**YOUR GOAL:** The entries below are to be transcribed in full, without their images.

[Source records]
══════════
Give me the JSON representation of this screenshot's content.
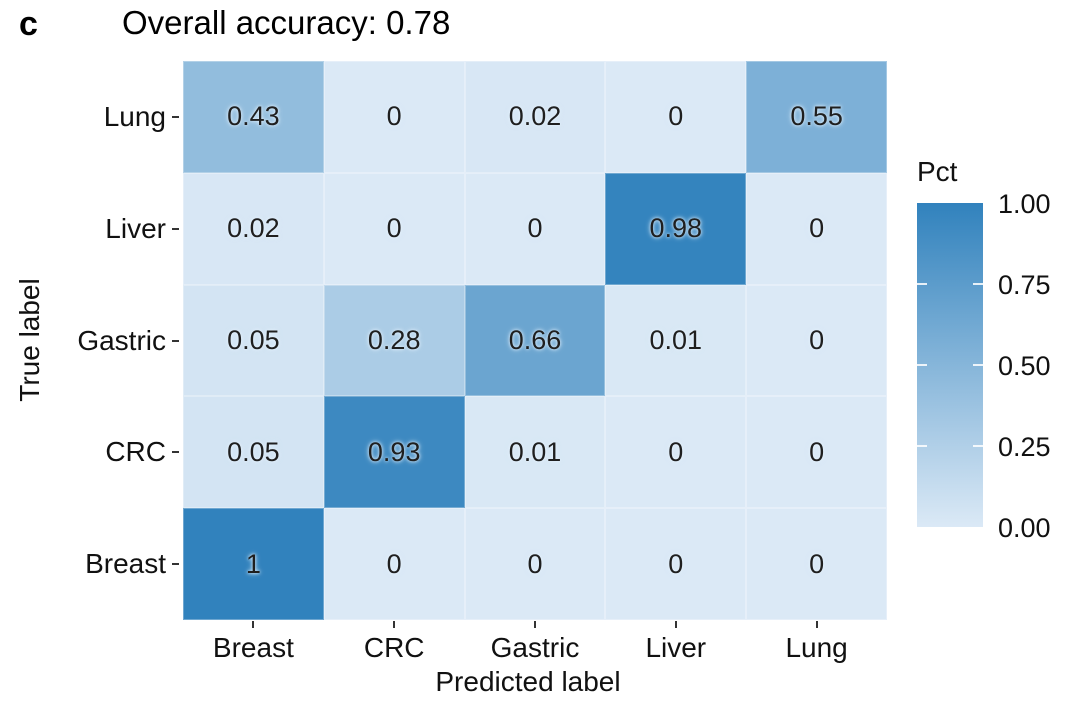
{
  "panel_label": "c",
  "chart_data": {
    "type": "heatmap",
    "title": "Overall accuracy: 0.78",
    "xlabel": "Predicted label",
    "ylabel": "True label",
    "x_categories": [
      "Breast",
      "CRC",
      "Gastric",
      "Liver",
      "Lung"
    ],
    "y_categories": [
      "Lung",
      "Liver",
      "Gastric",
      "CRC",
      "Breast"
    ],
    "matrix": [
      [
        0.43,
        0,
        0.02,
        0,
        0.55
      ],
      [
        0.02,
        0,
        0,
        0.98,
        0
      ],
      [
        0.05,
        0.28,
        0.66,
        0.01,
        0
      ],
      [
        0.05,
        0.93,
        0.01,
        0,
        0
      ],
      [
        1,
        0,
        0,
        0,
        0
      ]
    ],
    "cell_labels": [
      [
        "0.43",
        "0",
        "0.02",
        "0",
        "0.55"
      ],
      [
        "0.02",
        "0",
        "0",
        "0.98",
        "0"
      ],
      [
        "0.05",
        "0.28",
        "0.66",
        "0.01",
        "0"
      ],
      [
        "0.05",
        "0.93",
        "0.01",
        "0",
        "0"
      ],
      [
        "1",
        "0",
        "0",
        "0",
        "0"
      ]
    ],
    "value_range": [
      0,
      1
    ],
    "grid": false,
    "legend_position": "right",
    "legend": {
      "title": "Pct",
      "tick_labels": [
        "1.00",
        "0.75",
        "0.50",
        "0.25",
        "0.00"
      ],
      "tick_values": [
        1.0,
        0.75,
        0.5,
        0.25,
        0.0
      ],
      "low_color": "#dbe9f6",
      "high_color": "#3182bd"
    }
  }
}
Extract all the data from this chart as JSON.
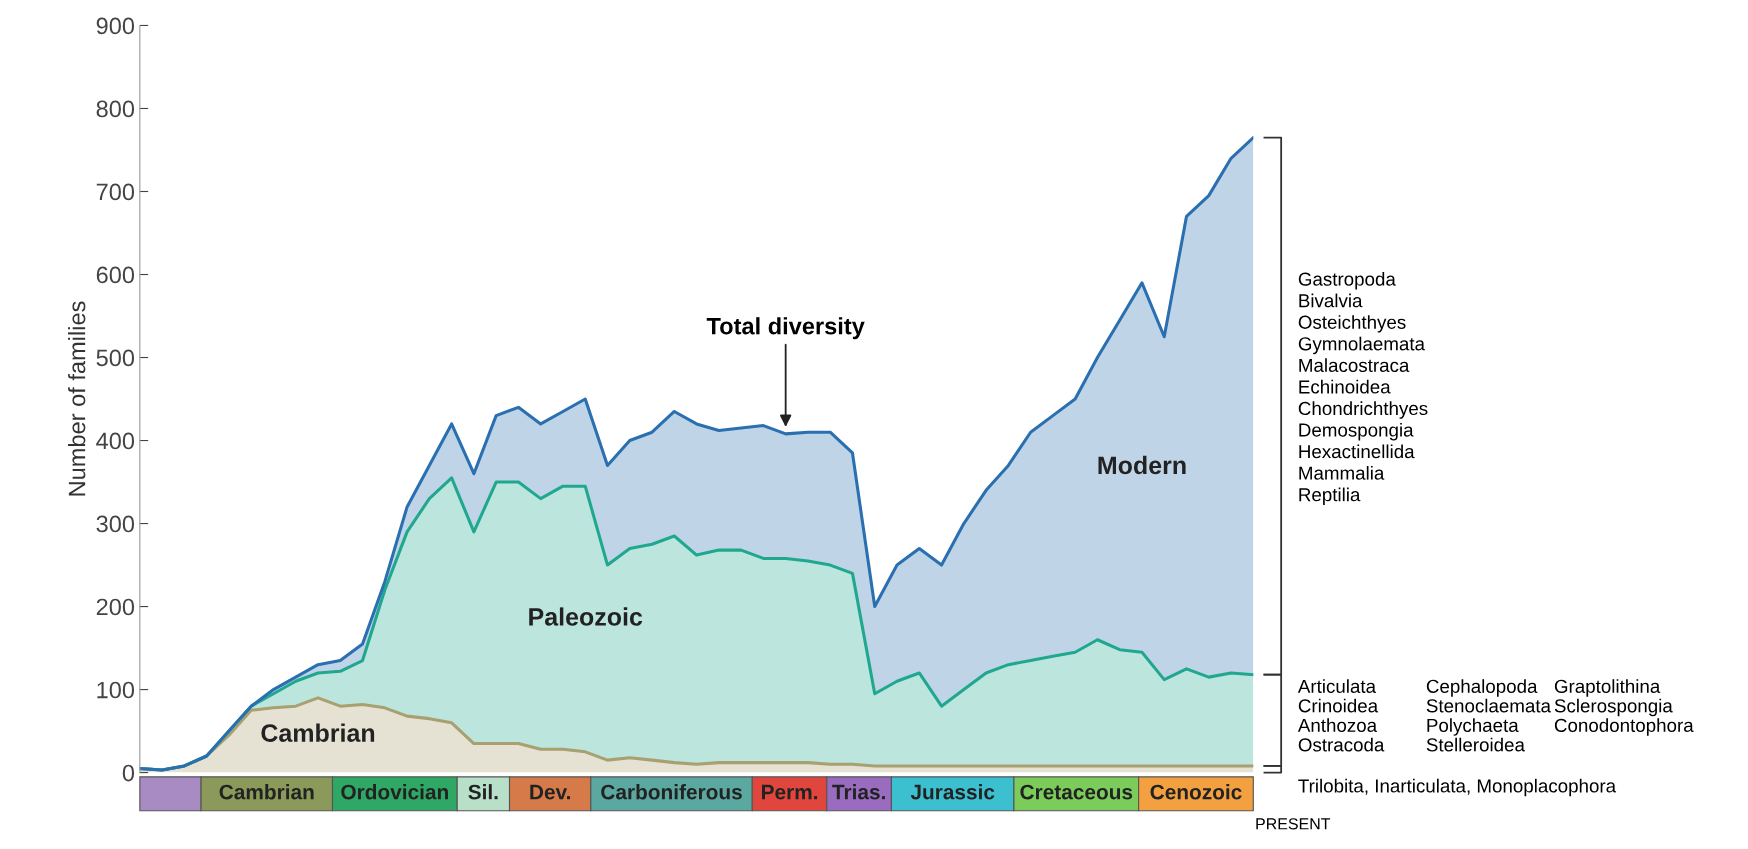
{
  "chart_data": {
    "type": "area",
    "stacked": true,
    "ylabel": "Number of families",
    "categories": [
      null,
      null,
      null,
      null,
      null,
      null,
      null,
      null,
      null,
      null,
      null,
      null,
      null,
      null,
      null,
      null,
      null,
      null,
      null,
      null,
      null,
      null,
      null,
      null,
      null,
      null,
      null,
      null,
      null,
      null,
      null,
      null,
      null,
      null,
      null,
      null,
      null,
      null,
      null,
      null,
      null,
      null,
      null,
      null,
      null,
      null,
      null,
      null,
      null,
      null,
      null
    ],
    "series": [
      {
        "name": "Cambrian",
        "color": "#a8a070",
        "values": [
          5,
          3,
          8,
          20,
          45,
          75,
          78,
          80,
          90,
          80,
          82,
          78,
          68,
          65,
          60,
          35,
          35,
          35,
          28,
          28,
          25,
          15,
          18,
          15,
          12,
          10,
          12,
          12,
          12,
          12,
          12,
          10,
          10,
          8,
          8,
          8,
          8,
          8,
          8,
          8,
          8,
          8,
          8,
          8,
          8,
          8,
          8,
          8,
          8,
          8,
          8
        ]
      },
      {
        "name": "Paleozoic",
        "color": "#20a88f",
        "values": [
          0,
          0,
          0,
          0,
          5,
          5,
          17,
          30,
          30,
          42,
          53,
          142,
          222,
          265,
          295,
          255,
          315,
          315,
          302,
          317,
          320,
          235,
          252,
          260,
          273,
          252,
          256,
          256,
          246,
          246,
          243,
          240,
          230,
          87,
          102,
          112,
          72,
          92,
          112,
          122,
          127,
          132,
          137,
          152,
          140,
          137,
          104,
          117,
          107,
          112,
          110
        ]
      },
      {
        "name": "Modern",
        "color": "#2a6fb0",
        "values": [
          0,
          0,
          0,
          0,
          0,
          0,
          5,
          5,
          10,
          13,
          20,
          10,
          30,
          40,
          65,
          70,
          80,
          90,
          90,
          90,
          105,
          120,
          130,
          135,
          150,
          158,
          144,
          147,
          160,
          150,
          155,
          160,
          145,
          105,
          140,
          150,
          170,
          200,
          220,
          240,
          275,
          290,
          305,
          340,
          397,
          445,
          413,
          545,
          580,
          620,
          647
        ]
      }
    ],
    "ylim": [
      0,
      900
    ],
    "yticks": [
      0,
      100,
      200,
      300,
      400,
      500,
      600,
      700,
      800,
      900
    ],
    "tick_labels": "y",
    "annotations": [
      "Total diversity",
      "Gastropoda\nBivalvia\nOsteichthyes\nGymnolaemata\nMalacostraca\nEchinoidea\nChondrichthyes\nDemospongia\nHexactinellida\nMammalia\nReptilia",
      "Articulata\nCrinoidea\nAnthozoa\nOstracoda",
      "Cephalopoda\nStenoclaemata\nPolychaeta\nStelleroidea",
      "Graptolithina\nSclerospongia\nConodontophora",
      "Trilobita, Inarticulata, Monoplacophora",
      "PRESENT",
      "Cambrian",
      "Ordovician",
      "Sil.",
      "Dev.",
      "Carboniferous",
      "Perm.",
      "Trias.",
      "Jurassic",
      "Cretaceous",
      "Cenozoic"
    ]
  }
}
══════════
**REPLY:**
Give me the JSON representation of this screenshot's content.
{
  "panel_label": "c",
  "chart_data": {
    "type": "heatmap",
    "title": "Overall accuracy: 0.78",
    "xlabel": "Predicted label",
    "ylabel": "True label",
    "x_categories": [
      "Breast",
      "CRC",
      "Gastric",
      "Liver",
      "Lung"
    ],
    "y_categories": [
      "Lung",
      "Liver",
      "Gastric",
      "CRC",
      "Breast"
    ],
    "matrix": [
      [
        0.43,
        0,
        0.02,
        0,
        0.55
      ],
      [
        0.02,
        0,
        0,
        0.98,
        0
      ],
      [
        0.05,
        0.28,
        0.66,
        0.01,
        0
      ],
      [
        0.05,
        0.93,
        0.01,
        0,
        0
      ],
      [
        1,
        0,
        0,
        0,
        0
      ]
    ],
    "cell_labels": [
      [
        "0.43",
        "0",
        "0.02",
        "0",
        "0.55"
      ],
      [
        "0.02",
        "0",
        "0",
        "0.98",
        "0"
      ],
      [
        "0.05",
        "0.28",
        "0.66",
        "0.01",
        "0"
      ],
      [
        "0.05",
        "0.93",
        "0.01",
        "0",
        "0"
      ],
      [
        "1",
        "0",
        "0",
        "0",
        "0"
      ]
    ],
    "value_range": [
      0,
      1
    ],
    "grid": false,
    "legend_position": "right",
    "legend": {
      "title": "Pct",
      "tick_labels": [
        "1.00",
        "0.75",
        "0.50",
        "0.25",
        "0.00"
      ],
      "tick_values": [
        1.0,
        0.75,
        0.5,
        0.25,
        0.0
      ],
      "low_color": "#dbe9f6",
      "high_color": "#3182bd"
    }
  }
}
Extract all the data from this chart as JSON.
{
  "chart_data": {
    "type": "area",
    "stacked": true,
    "ylabel": "Number of families",
    "categories": [
      null,
      null,
      null,
      null,
      null,
      null,
      null,
      null,
      null,
      null,
      null,
      null,
      null,
      null,
      null,
      null,
      null,
      null,
      null,
      null,
      null,
      null,
      null,
      null,
      null,
      null,
      null,
      null,
      null,
      null,
      null,
      null,
      null,
      null,
      null,
      null,
      null,
      null,
      null,
      null,
      null,
      null,
      null,
      null,
      null,
      null,
      null,
      null,
      null,
      null,
      null
    ],
    "series": [
      {
        "name": "Cambrian",
        "color": "#a8a070",
        "values": [
          5,
          3,
          8,
          20,
          45,
          75,
          78,
          80,
          90,
          80,
          82,
          78,
          68,
          65,
          60,
          35,
          35,
          35,
          28,
          28,
          25,
          15,
          18,
          15,
          12,
          10,
          12,
          12,
          12,
          12,
          12,
          10,
          10,
          8,
          8,
          8,
          8,
          8,
          8,
          8,
          8,
          8,
          8,
          8,
          8,
          8,
          8,
          8,
          8,
          8,
          8
        ]
      },
      {
        "name": "Paleozoic",
        "color": "#20a88f",
        "values": [
          0,
          0,
          0,
          0,
          5,
          5,
          17,
          30,
          30,
          42,
          53,
          142,
          222,
          265,
          295,
          255,
          315,
          315,
          302,
          317,
          320,
          235,
          252,
          260,
          273,
          252,
          256,
          256,
          246,
          246,
          243,
          240,
          230,
          87,
          102,
          112,
          72,
          92,
          112,
          122,
          127,
          132,
          137,
          152,
          140,
          137,
          104,
          117,
          107,
          112,
          110
        ]
      },
      {
        "name": "Modern",
        "color": "#2a6fb0",
        "values": [
          0,
          0,
          0,
          0,
          0,
          0,
          5,
          5,
          10,
          13,
          20,
          10,
          30,
          40,
          65,
          70,
          80,
          90,
          90,
          90,
          105,
          120,
          130,
          135,
          150,
          158,
          144,
          147,
          160,
          150,
          155,
          160,
          145,
          105,
          140,
          150,
          170,
          200,
          220,
          240,
          275,
          290,
          305,
          340,
          397,
          445,
          413,
          545,
          580,
          620,
          647
        ]
      }
    ],
    "ylim": [
      0,
      900
    ],
    "yticks": [
      0,
      100,
      200,
      300,
      400,
      500,
      600,
      700,
      800,
      900
    ],
    "tick_labels": "y",
    "annotations": [
      "Total diversity",
      "Gastropoda\nBivalvia\nOsteichthyes\nGymnolaemata\nMalacostraca\nEchinoidea\nChondrichthyes\nDemospongia\nHexactinellida\nMammalia\nReptilia",
      "Articulata\nCrinoidea\nAnthozoa\nOstracoda",
      "Cephalopoda\nStenoclaemata\nPolychaeta\nStelleroidea",
      "Graptolithina\nSclerospongia\nConodontophora",
      "Trilobita, Inarticulata, Monoplacophora",
      "PRESENT",
      "Cambrian",
      "Ordovician",
      "Sil.",
      "Dev.",
      "Carboniferous",
      "Perm.",
      "Trias.",
      "Jurassic",
      "Cretaceous",
      "Cenozoic"
    ]
  }
}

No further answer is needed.